## Required work:
Return every line below in which "Broad" appears.

## Material provided:
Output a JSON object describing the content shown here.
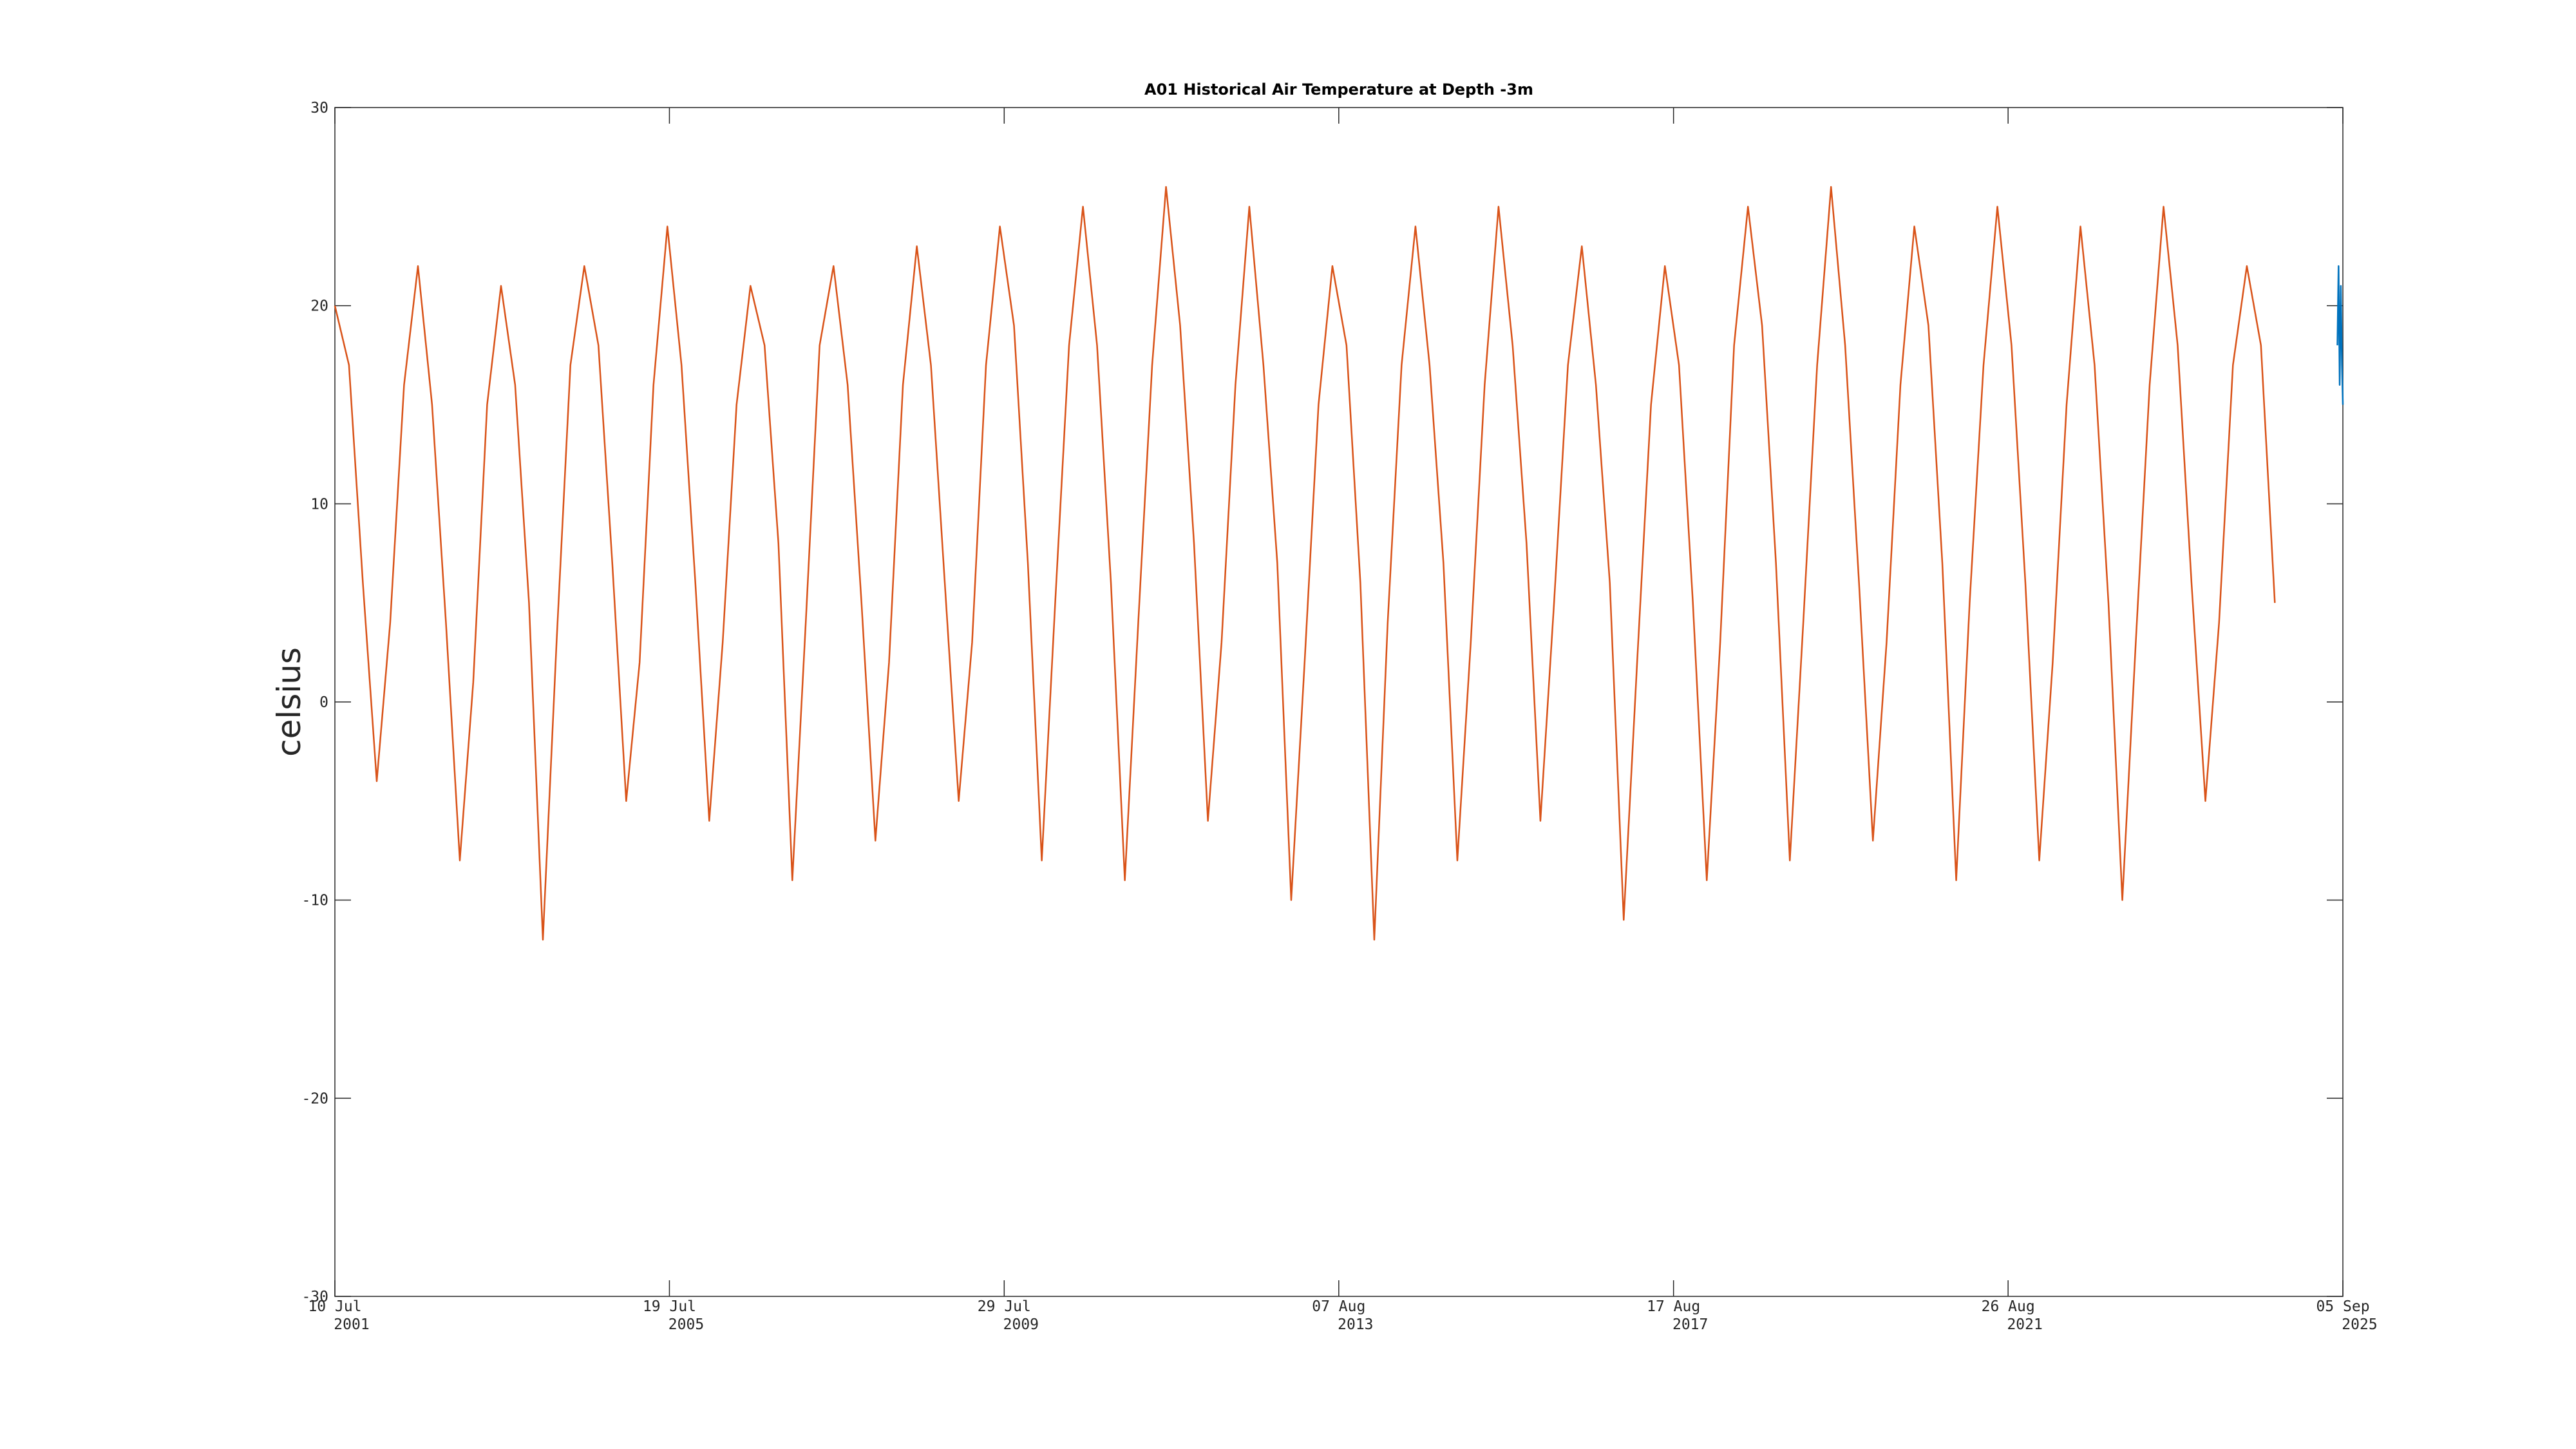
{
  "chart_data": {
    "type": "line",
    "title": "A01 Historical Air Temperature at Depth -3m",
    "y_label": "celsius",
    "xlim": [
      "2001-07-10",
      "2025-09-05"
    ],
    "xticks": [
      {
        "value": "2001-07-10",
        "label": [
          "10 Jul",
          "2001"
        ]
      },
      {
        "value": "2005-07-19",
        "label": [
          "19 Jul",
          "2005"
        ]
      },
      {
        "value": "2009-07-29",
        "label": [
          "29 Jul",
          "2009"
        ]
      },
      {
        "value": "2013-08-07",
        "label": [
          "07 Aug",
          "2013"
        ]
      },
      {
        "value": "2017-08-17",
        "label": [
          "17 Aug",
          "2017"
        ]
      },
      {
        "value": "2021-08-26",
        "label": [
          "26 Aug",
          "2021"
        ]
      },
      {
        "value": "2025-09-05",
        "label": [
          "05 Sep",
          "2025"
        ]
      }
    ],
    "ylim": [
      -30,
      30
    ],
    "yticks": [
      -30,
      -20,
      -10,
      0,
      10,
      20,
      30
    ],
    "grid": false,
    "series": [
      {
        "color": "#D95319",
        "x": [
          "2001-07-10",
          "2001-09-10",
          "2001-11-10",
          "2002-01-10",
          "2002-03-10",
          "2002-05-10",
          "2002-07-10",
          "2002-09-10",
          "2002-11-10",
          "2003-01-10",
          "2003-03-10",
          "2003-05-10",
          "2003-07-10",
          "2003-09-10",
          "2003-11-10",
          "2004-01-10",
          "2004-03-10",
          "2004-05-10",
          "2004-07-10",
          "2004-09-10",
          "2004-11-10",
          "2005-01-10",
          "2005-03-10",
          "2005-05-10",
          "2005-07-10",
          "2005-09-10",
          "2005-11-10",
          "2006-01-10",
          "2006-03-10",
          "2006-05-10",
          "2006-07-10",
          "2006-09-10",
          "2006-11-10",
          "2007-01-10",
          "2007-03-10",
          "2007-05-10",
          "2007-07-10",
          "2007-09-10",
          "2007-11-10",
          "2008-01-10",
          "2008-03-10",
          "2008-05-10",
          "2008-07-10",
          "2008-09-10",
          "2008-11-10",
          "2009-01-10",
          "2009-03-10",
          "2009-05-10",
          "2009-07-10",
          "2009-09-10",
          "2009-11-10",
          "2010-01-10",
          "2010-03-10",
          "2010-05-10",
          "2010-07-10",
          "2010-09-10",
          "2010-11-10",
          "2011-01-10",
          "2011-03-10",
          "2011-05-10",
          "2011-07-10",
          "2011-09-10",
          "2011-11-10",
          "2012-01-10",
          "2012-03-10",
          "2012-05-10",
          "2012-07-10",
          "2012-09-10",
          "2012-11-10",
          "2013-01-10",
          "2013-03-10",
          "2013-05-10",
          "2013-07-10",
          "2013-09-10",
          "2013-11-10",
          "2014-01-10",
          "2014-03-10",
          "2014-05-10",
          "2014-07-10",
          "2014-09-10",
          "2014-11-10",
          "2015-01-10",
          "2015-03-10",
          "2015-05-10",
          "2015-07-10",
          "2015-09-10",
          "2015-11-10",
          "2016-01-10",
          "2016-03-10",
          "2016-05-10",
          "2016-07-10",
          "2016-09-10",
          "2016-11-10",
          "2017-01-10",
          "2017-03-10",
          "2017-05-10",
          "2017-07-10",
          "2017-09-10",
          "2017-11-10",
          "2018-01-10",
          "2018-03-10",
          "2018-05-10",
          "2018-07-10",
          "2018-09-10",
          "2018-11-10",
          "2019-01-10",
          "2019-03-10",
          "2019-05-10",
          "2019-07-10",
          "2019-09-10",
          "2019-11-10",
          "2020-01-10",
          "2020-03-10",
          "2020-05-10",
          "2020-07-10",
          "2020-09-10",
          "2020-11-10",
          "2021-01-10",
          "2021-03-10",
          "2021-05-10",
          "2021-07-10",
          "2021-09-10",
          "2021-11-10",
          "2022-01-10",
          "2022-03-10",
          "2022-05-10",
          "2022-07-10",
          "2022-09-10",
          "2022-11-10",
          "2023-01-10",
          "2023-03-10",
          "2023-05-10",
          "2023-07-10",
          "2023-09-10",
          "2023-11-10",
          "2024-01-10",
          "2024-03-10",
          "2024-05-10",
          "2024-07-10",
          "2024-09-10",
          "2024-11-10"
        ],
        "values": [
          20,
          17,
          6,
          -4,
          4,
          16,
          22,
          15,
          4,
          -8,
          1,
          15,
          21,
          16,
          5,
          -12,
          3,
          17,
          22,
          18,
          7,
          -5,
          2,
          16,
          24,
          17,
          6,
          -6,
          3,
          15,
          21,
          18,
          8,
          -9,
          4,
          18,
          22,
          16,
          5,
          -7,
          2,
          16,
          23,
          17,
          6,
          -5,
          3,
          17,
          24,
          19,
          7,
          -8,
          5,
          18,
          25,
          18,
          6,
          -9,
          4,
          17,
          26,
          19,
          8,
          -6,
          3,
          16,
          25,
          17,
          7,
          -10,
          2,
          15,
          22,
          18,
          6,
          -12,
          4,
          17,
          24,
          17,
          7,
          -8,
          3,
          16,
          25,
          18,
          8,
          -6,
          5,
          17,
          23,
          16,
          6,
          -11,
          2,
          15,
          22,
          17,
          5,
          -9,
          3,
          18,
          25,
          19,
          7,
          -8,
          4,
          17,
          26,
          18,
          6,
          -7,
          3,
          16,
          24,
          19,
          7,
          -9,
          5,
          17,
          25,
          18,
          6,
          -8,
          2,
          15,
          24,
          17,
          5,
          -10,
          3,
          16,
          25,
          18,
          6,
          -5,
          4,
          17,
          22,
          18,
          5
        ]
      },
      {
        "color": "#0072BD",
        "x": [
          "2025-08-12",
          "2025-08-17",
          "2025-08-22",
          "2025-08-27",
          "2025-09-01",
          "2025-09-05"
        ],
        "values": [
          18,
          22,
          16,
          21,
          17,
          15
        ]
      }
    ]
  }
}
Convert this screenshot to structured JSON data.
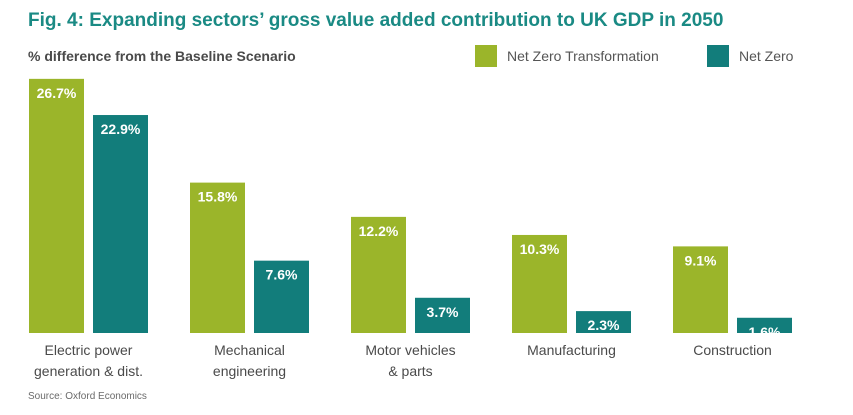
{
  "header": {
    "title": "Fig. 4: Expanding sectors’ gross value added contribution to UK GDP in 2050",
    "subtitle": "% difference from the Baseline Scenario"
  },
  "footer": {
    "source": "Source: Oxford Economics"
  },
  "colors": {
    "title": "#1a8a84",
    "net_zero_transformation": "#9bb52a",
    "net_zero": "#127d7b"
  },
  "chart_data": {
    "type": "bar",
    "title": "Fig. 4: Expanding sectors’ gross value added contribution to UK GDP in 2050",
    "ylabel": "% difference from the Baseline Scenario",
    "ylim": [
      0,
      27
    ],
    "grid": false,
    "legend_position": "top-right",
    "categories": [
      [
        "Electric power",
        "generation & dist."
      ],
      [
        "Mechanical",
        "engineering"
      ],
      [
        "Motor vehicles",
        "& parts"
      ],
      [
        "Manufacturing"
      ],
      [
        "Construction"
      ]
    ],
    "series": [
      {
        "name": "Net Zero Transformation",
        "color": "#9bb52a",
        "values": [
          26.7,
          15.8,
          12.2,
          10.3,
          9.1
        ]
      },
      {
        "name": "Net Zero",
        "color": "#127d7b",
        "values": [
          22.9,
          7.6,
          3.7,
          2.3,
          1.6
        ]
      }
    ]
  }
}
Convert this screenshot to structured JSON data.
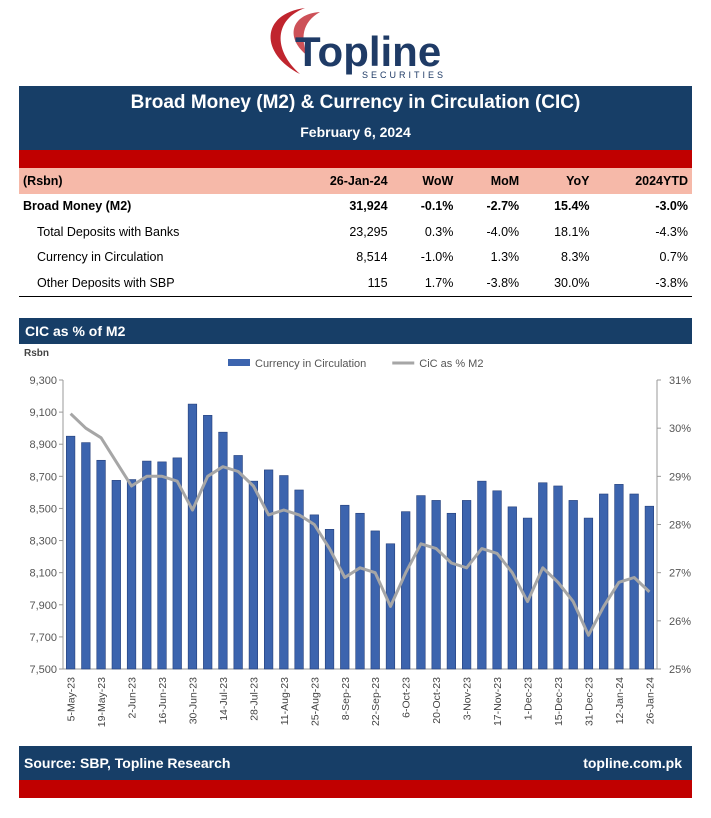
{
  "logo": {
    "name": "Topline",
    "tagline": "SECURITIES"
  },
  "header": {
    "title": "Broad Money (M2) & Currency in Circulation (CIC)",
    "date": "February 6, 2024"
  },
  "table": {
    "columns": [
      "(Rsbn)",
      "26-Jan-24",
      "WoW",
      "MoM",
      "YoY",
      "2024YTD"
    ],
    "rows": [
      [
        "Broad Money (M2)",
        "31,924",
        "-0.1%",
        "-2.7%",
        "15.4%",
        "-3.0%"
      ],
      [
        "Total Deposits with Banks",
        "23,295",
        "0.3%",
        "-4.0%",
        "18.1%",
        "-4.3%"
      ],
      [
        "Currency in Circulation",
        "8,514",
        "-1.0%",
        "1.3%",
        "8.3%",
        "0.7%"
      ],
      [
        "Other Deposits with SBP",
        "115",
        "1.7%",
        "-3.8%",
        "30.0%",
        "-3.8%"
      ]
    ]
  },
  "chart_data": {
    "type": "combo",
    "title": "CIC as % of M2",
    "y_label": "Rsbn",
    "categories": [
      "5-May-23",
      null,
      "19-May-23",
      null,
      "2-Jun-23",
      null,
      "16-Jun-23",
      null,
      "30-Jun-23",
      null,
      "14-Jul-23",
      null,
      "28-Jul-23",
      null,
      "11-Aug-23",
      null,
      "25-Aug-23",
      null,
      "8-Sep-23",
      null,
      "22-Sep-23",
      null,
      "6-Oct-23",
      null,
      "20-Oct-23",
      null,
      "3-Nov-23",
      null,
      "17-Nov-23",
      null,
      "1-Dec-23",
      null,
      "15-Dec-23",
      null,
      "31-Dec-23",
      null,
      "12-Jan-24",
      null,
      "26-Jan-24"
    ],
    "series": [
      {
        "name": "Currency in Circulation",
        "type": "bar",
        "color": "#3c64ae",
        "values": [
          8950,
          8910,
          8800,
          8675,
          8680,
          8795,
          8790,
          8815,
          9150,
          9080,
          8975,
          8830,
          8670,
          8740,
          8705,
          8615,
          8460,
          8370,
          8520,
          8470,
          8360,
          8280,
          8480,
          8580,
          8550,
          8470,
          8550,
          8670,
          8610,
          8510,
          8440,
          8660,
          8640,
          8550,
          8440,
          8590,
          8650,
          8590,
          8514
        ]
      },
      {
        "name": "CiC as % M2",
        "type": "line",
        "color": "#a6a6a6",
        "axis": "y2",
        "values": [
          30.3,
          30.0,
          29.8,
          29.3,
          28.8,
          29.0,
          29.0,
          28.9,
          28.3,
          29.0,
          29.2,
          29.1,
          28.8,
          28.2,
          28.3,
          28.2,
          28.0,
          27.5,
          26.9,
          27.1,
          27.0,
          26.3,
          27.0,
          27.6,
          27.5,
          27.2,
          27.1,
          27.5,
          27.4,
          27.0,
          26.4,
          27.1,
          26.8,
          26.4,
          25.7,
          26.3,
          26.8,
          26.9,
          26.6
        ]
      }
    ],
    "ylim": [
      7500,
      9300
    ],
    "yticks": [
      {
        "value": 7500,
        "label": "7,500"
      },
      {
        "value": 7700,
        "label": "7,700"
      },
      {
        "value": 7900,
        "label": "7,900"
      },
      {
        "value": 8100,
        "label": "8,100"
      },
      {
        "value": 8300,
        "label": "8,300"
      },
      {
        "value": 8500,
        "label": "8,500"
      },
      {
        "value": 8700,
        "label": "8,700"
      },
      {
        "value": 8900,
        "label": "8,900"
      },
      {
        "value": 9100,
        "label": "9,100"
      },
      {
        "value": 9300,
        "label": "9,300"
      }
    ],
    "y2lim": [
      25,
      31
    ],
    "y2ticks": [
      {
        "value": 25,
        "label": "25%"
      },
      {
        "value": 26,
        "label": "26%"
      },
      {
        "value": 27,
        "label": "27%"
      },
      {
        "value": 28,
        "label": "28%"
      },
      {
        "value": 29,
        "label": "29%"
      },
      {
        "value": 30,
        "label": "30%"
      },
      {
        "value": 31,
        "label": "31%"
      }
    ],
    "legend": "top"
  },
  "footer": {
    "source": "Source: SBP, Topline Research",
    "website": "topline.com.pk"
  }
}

## The reply:
    "title": "Broad Money (M2) & Currency in Circulation (CIC)",
        "Broad Money (M2)",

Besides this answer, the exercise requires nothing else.